Which lines hold the word "that"? Copy each of them from the material.
**** DATA TO USE
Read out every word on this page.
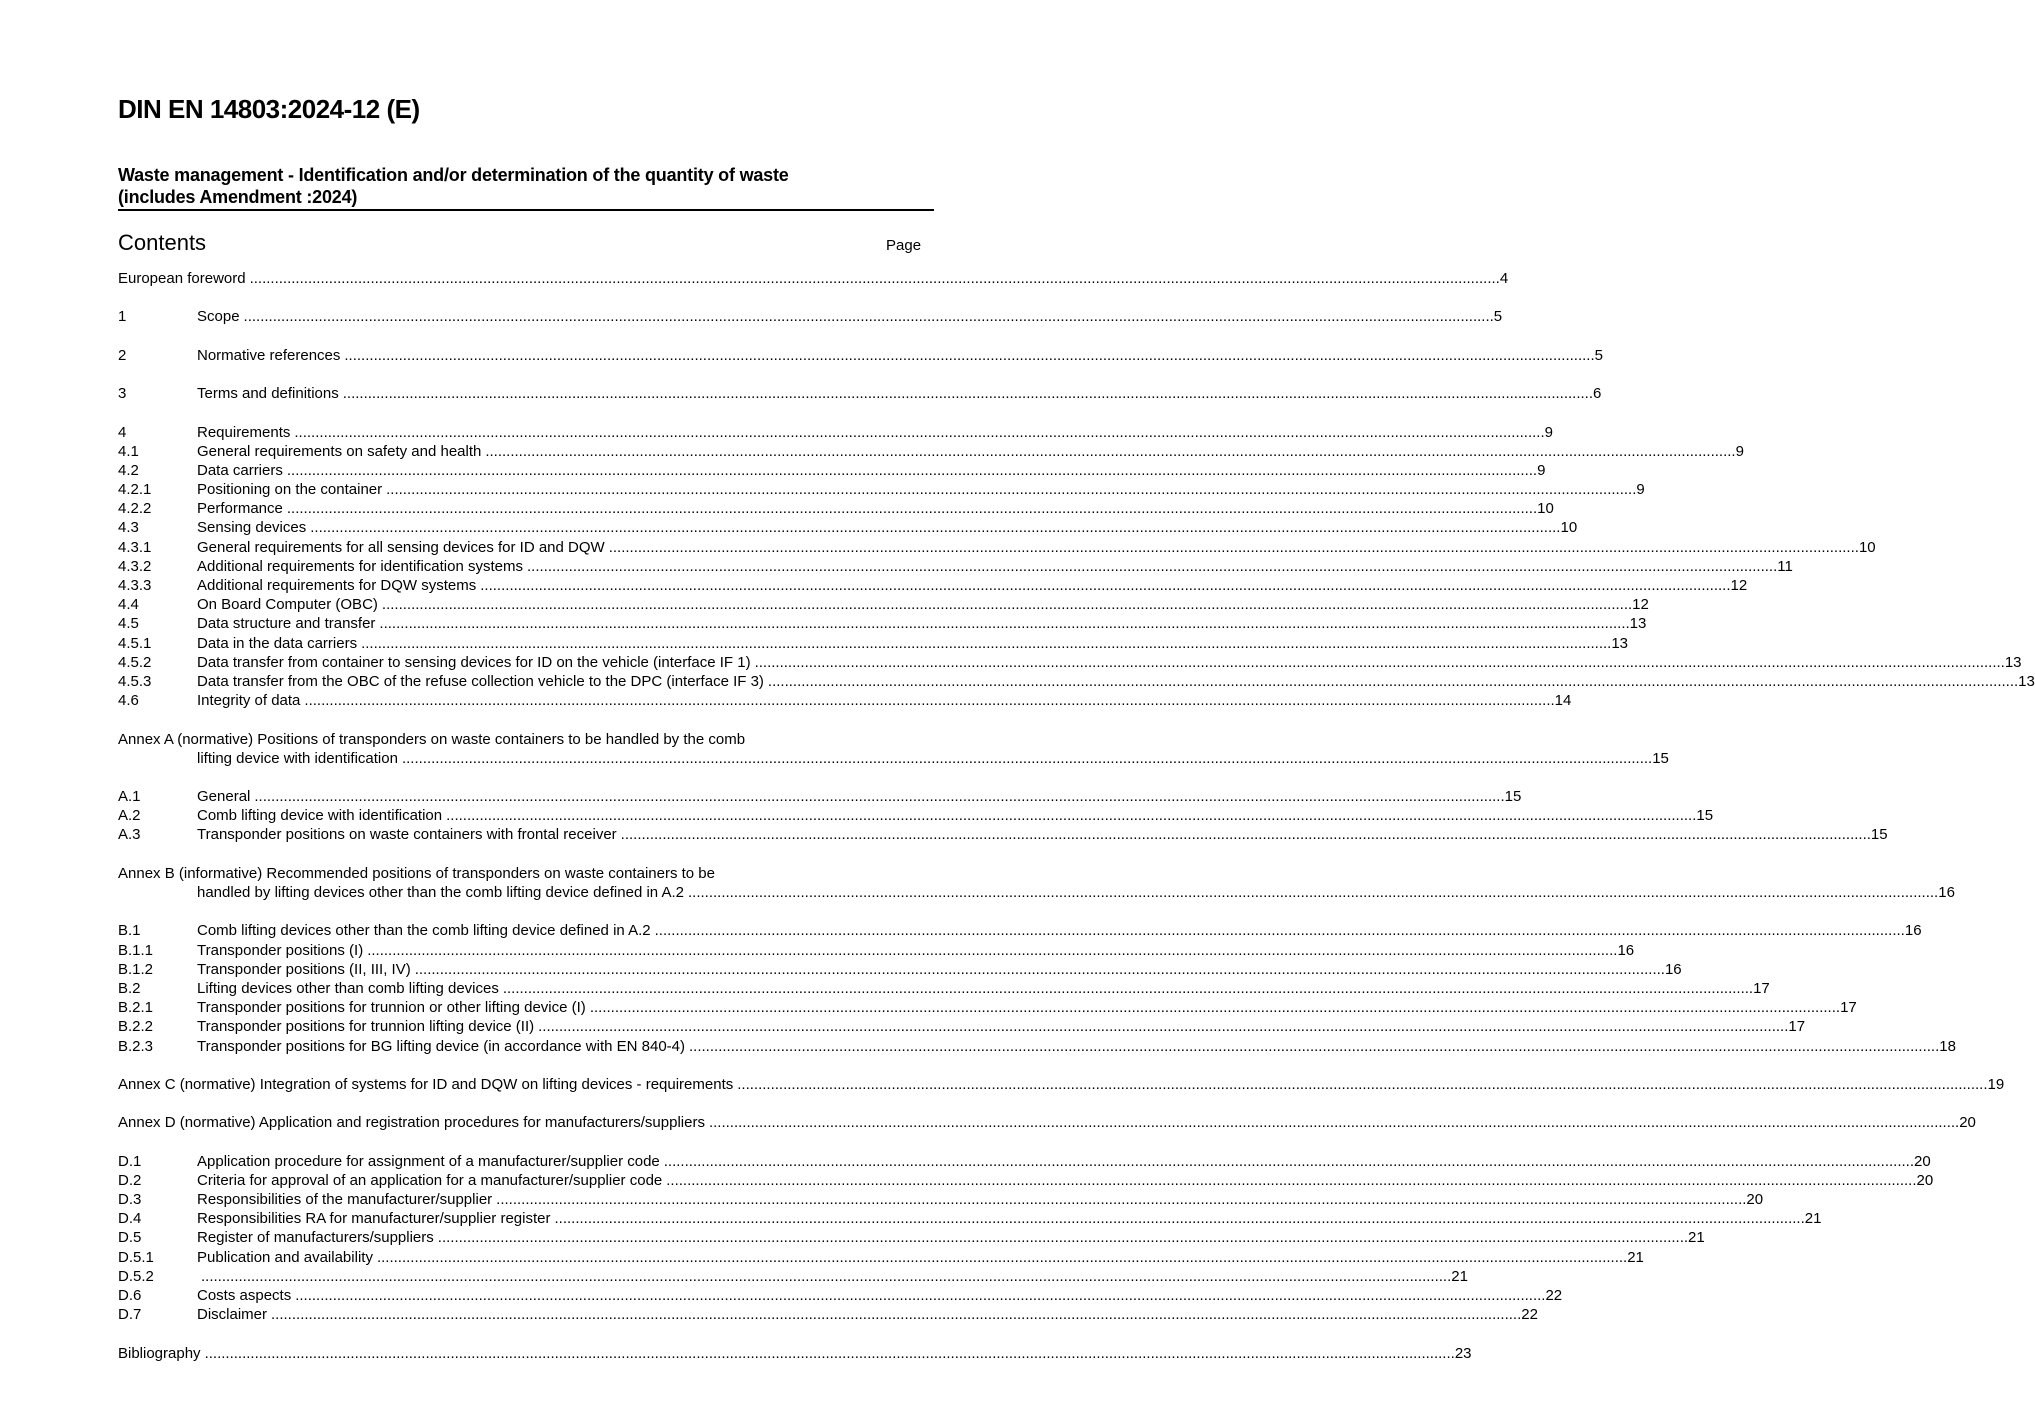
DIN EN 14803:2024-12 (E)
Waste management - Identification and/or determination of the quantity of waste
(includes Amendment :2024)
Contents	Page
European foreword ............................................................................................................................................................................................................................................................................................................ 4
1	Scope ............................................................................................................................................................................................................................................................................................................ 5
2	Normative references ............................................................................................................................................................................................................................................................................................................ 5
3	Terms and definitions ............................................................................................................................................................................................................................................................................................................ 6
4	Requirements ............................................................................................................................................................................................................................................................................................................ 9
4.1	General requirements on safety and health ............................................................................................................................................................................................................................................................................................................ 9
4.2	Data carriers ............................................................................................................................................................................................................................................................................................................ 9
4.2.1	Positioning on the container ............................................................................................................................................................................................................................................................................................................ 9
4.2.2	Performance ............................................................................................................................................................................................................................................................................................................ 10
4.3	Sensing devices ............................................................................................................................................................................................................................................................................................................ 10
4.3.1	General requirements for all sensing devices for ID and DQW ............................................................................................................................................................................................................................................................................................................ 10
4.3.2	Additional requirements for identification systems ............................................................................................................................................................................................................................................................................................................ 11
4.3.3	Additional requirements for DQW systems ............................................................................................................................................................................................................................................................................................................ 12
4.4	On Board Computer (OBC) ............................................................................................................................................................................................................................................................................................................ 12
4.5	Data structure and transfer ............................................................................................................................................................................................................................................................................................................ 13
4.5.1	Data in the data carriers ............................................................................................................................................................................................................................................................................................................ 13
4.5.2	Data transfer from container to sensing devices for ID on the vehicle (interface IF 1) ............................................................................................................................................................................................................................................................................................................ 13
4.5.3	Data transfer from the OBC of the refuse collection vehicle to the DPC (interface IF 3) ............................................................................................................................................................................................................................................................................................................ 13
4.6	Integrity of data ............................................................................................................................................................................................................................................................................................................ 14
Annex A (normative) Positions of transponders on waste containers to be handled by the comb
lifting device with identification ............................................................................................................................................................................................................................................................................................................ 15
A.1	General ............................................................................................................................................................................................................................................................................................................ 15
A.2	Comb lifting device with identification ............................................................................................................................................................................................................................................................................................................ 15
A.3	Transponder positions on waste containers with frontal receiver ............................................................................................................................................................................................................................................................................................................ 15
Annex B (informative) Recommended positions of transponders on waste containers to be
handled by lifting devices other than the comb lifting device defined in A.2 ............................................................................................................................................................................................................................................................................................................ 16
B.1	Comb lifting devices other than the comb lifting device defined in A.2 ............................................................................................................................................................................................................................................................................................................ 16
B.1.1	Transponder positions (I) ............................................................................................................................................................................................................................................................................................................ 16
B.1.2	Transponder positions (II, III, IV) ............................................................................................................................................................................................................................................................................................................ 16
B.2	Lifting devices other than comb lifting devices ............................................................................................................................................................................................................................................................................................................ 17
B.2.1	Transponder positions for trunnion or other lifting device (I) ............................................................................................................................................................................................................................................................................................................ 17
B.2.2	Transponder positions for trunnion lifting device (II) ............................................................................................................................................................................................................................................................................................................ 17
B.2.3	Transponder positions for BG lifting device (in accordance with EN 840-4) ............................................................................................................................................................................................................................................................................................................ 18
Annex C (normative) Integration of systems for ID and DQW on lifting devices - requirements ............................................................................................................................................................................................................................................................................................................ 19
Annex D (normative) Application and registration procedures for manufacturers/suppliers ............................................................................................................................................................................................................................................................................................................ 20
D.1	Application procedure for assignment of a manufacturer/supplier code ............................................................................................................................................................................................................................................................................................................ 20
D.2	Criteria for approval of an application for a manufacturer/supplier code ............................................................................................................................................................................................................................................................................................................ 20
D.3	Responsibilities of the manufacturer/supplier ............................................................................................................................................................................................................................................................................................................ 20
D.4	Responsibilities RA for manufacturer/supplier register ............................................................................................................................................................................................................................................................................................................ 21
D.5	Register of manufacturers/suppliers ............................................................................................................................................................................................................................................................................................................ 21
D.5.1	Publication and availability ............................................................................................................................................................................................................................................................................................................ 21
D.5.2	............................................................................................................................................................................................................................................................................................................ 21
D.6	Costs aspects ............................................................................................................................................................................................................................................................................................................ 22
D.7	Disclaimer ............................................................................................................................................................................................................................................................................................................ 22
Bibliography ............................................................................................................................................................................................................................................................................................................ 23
********
**** DATA TO USE
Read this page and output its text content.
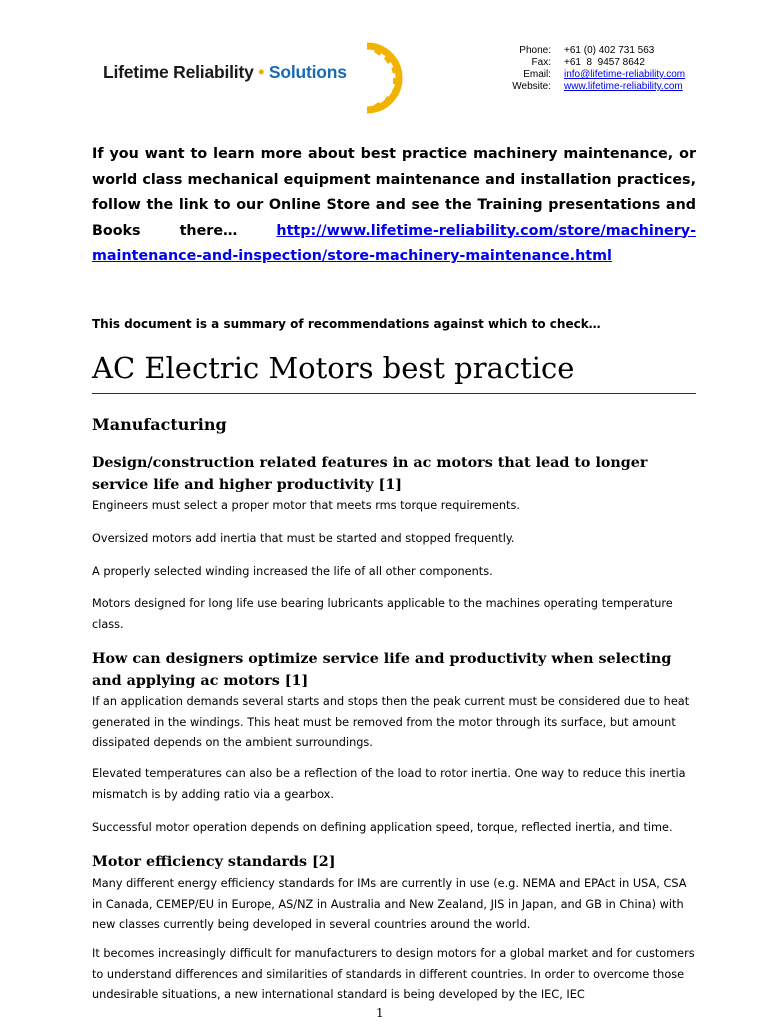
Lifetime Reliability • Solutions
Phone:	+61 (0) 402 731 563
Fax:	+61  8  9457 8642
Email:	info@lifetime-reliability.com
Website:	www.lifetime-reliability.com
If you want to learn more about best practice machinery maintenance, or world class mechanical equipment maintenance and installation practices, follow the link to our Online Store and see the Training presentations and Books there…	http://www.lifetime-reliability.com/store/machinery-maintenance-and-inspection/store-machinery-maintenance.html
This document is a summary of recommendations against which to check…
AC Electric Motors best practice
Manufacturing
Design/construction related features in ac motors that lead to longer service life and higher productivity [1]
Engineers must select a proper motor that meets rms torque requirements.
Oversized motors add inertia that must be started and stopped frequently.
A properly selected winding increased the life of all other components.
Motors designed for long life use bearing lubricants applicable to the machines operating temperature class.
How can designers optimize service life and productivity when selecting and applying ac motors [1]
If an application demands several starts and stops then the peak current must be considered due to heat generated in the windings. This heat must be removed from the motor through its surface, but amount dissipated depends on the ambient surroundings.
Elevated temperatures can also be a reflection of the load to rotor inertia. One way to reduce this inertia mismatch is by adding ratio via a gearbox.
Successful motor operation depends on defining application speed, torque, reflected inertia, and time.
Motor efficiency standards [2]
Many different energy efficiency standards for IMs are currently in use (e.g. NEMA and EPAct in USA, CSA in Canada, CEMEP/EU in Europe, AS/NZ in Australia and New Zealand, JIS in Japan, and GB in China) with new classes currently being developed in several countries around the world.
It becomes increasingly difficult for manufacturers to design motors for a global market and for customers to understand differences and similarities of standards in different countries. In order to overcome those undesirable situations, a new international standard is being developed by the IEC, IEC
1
********
FINISHED ANSWER:
Design/construction related features in ac motors that lead to longer service life and higher productivity [1]
Engineers must select a proper motor that meets rms torque requirements.
Oversized motors add inertia that must be started and stopped frequently.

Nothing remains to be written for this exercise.